■ **SOURCE MATERIAL**

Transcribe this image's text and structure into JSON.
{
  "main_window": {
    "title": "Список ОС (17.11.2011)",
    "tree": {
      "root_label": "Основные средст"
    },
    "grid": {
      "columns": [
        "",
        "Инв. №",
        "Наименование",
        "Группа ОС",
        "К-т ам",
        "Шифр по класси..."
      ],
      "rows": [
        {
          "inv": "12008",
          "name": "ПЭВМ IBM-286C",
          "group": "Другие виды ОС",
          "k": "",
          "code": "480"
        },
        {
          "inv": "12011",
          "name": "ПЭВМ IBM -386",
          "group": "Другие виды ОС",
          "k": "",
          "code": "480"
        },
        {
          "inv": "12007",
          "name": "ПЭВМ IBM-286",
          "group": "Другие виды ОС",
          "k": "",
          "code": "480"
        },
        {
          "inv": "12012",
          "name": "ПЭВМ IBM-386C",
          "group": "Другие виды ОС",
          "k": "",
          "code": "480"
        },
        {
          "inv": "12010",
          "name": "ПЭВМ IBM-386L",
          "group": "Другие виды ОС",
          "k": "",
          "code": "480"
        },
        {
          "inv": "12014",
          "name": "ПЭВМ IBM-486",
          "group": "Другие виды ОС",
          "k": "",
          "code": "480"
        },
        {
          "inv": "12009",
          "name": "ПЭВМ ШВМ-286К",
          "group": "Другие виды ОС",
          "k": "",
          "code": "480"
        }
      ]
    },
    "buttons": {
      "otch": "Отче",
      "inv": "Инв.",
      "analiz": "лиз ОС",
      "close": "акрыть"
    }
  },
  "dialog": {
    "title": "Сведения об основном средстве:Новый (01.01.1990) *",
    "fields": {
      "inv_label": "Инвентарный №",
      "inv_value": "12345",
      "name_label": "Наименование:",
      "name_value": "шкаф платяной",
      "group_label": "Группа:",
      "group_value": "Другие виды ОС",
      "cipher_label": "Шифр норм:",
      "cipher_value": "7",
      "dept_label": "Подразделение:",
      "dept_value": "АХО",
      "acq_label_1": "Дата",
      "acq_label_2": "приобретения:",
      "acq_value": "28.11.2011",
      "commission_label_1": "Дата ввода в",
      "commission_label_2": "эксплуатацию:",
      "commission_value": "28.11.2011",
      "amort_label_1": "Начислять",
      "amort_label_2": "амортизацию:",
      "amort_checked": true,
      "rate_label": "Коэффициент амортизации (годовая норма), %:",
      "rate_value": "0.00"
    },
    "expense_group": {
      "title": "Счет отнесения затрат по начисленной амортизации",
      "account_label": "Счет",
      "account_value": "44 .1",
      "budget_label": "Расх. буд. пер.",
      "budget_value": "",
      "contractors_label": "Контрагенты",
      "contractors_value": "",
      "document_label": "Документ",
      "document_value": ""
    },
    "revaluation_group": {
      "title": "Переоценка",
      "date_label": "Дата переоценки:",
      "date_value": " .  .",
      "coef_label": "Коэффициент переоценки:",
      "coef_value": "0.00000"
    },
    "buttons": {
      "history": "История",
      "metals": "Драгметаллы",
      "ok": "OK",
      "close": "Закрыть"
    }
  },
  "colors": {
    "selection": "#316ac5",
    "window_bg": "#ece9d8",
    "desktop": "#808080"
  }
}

■ **EXERCISE OBJECTIVE**
Every line above should be printed again exactly as it stands.

■ **ANSWER**
Transcribe this image's text and structure into JSON.
{
  "main_window": {
    "title": "Список ОС (17.11.2011)",
    "tree": {
      "root_label": "Основные средст"
    },
    "grid": {
      "columns": [
        "",
        "Инв. №",
        "Наименование",
        "Группа ОС",
        "К-т ам",
        "Шифр по класси..."
      ],
      "rows": [
        {
          "inv": "12008",
          "name": "ПЭВМ IBM-286C",
          "group": "Другие виды ОС",
          "k": "",
          "code": "480"
        },
        {
          "inv": "12011",
          "name": "ПЭВМ IBM -386",
          "group": "Другие виды ОС",
          "k": "",
          "code": "480"
        },
        {
          "inv": "12007",
          "name": "ПЭВМ IBM-286",
          "group": "Другие виды ОС",
          "k": "",
          "code": "480"
        },
        {
          "inv": "12012",
          "name": "ПЭВМ IBM-386C",
          "group": "Другие виды ОС",
          "k": "",
          "code": "480"
        },
        {
          "inv": "12010",
          "name": "ПЭВМ IBM-386L",
          "group": "Другие виды ОС",
          "k": "",
          "code": "480"
        },
        {
          "inv": "12014",
          "name": "ПЭВМ IBM-486",
          "group": "Другие виды ОС",
          "k": "",
          "code": "480"
        },
        {
          "inv": "12009",
          "name": "ПЭВМ ШВМ-286К",
          "group": "Другие виды ОС",
          "k": "",
          "code": "480"
        }
      ]
    },
    "buttons": {
      "otch": "Отче",
      "inv": "Инв.",
      "analiz": "лиз ОС",
      "close": "акрыть"
    }
  },
  "dialog": {
    "title": "Сведения об основном средстве:Новый (01.01.1990) *",
    "fields": {
      "inv_label": "Инвентарный №",
      "inv_value": "12345",
      "name_label": "Наименование:",
      "name_value": "шкаф платяной",
      "group_label": "Группа:",
      "group_value": "Другие виды ОС",
      "cipher_label": "Шифр норм:",
      "cipher_value": "7",
      "dept_label": "Подразделение:",
      "dept_value": "АХО",
      "acq_label_1": "Дата",
      "acq_label_2": "приобретения:",
      "acq_value": "28.11.2011",
      "commission_label_1": "Дата ввода в",
      "commission_label_2": "эксплуатацию:",
      "commission_value": "28.11.2011",
      "amort_label_1": "Начислять",
      "amort_label_2": "амортизацию:",
      "amort_checked": true,
      "rate_label": "Коэффициент амортизации (годовая норма), %:",
      "rate_value": "0.00"
    },
    "expense_group": {
      "title": "Счет отнесения затрат по начисленной амортизации",
      "account_label": "Счет",
      "account_value": "44 .1",
      "budget_label": "Расх. буд. пер.",
      "budget_value": "",
      "contractors_label": "Контрагенты",
      "contractors_value": "",
      "document_label": "Документ",
      "document_value": ""
    },
    "revaluation_group": {
      "title": "Переоценка",
      "date_label": "Дата переоценки:",
      "date_value": " .  .",
      "coef_label": "Коэффициент переоценки:",
      "coef_value": "0.00000"
    },
    "buttons": {
      "history": "История",
      "metals": "Драгметаллы",
      "ok": "OK",
      "close": "Закрыть"
    }
  },
  "colors": {
    "selection": "#316ac5",
    "window_bg": "#ece9d8",
    "desktop": "#808080"
  }
}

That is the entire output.